--- Stored entries ---
▼▼▼

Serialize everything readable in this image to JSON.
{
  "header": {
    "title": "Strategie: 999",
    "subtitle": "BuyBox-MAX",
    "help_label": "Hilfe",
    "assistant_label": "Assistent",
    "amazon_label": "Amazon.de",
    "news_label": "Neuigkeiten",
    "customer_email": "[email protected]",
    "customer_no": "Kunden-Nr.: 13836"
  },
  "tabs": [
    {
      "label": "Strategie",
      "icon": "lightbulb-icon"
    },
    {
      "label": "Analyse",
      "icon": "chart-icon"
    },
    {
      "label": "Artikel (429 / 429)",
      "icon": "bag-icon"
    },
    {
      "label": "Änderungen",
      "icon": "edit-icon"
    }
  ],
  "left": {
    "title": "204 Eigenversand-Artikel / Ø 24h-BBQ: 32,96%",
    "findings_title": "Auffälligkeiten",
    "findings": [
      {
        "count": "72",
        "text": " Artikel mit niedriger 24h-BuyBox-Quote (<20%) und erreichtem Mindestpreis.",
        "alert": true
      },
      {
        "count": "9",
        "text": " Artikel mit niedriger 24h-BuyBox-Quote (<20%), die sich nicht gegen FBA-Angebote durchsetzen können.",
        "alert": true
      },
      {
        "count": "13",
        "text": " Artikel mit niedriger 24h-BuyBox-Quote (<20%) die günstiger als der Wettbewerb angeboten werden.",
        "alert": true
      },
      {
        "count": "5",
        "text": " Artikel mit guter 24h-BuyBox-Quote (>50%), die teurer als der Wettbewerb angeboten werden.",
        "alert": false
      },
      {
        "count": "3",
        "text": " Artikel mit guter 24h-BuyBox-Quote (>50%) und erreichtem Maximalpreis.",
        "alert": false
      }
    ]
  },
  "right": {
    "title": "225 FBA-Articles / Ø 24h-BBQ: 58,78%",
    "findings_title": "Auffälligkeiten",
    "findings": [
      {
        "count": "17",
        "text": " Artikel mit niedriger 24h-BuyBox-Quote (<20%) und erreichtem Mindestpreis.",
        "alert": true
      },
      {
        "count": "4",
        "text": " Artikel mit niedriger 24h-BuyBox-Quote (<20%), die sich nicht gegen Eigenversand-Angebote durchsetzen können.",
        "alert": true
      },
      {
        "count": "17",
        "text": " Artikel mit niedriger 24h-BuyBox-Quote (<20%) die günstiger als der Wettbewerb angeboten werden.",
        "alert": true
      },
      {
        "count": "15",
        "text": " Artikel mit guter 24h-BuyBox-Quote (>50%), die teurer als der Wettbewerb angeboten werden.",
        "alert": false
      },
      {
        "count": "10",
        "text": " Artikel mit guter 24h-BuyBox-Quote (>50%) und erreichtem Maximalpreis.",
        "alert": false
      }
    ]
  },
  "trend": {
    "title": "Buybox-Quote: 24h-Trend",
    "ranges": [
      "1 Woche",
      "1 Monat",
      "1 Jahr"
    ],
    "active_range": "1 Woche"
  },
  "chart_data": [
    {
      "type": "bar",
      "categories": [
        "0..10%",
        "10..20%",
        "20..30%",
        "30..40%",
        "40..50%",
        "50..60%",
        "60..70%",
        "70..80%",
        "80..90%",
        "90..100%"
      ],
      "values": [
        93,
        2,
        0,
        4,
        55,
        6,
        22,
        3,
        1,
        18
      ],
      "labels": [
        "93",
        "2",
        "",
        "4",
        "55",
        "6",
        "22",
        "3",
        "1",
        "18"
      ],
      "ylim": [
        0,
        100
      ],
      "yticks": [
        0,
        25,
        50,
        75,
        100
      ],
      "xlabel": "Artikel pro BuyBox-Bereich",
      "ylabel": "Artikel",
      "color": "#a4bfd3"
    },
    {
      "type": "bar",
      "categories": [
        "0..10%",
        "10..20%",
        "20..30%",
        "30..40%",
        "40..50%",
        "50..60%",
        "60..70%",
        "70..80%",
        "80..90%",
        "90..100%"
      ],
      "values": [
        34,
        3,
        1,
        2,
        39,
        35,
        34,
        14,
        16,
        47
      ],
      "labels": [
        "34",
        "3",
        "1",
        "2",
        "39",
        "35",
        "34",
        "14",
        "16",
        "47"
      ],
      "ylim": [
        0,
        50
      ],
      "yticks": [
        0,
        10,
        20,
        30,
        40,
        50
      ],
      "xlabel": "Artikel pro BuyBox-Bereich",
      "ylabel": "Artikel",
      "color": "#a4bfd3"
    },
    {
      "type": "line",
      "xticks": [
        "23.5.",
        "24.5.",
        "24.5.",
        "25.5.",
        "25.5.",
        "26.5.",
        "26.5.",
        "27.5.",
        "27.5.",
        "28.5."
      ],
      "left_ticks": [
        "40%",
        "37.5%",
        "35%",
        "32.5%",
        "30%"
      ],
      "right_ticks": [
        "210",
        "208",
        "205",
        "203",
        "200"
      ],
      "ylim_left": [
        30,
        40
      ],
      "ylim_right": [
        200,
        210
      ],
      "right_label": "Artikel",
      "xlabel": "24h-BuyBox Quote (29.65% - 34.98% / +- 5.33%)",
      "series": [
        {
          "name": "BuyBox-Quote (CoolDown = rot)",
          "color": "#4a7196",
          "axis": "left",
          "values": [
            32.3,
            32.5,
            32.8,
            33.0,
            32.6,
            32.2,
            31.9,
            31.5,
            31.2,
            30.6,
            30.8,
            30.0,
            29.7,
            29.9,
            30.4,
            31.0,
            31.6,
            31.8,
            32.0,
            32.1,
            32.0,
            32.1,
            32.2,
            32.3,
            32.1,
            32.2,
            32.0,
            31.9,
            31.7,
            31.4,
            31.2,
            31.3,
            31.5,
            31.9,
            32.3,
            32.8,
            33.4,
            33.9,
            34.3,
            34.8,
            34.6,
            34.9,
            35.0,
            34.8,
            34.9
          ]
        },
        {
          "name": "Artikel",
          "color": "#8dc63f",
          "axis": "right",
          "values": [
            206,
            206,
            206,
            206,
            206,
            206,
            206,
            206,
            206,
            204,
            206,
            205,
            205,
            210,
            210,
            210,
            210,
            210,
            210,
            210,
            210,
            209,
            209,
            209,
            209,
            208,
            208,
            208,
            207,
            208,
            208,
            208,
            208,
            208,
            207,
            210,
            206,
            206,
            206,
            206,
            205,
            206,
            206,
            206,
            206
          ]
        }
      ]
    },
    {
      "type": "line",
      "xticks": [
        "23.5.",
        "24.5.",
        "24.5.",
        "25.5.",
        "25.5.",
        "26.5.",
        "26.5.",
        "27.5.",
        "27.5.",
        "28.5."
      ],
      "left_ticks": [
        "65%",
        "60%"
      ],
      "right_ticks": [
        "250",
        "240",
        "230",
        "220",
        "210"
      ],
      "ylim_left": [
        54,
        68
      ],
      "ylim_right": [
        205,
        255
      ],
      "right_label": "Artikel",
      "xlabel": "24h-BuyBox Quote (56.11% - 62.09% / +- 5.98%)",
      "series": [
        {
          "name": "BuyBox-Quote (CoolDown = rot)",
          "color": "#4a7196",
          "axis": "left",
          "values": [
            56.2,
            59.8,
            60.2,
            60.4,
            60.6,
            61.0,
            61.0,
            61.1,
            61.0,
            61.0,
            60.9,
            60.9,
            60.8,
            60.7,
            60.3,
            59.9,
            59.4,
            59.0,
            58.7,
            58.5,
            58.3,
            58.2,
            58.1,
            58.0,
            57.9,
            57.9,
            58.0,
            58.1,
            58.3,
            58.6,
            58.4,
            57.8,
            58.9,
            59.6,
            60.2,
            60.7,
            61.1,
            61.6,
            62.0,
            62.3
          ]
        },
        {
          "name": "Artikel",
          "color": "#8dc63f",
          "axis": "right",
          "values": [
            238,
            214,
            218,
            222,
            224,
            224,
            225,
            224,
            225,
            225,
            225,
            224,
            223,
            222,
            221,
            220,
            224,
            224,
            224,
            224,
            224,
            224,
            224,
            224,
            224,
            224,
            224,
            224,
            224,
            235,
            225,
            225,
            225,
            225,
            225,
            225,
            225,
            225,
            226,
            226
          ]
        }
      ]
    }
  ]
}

▲▲▲

--- Requirement ---
Above are some records. Report the number of their lines that include "icon", and add nothing else.

--- Response for this exercise ---
4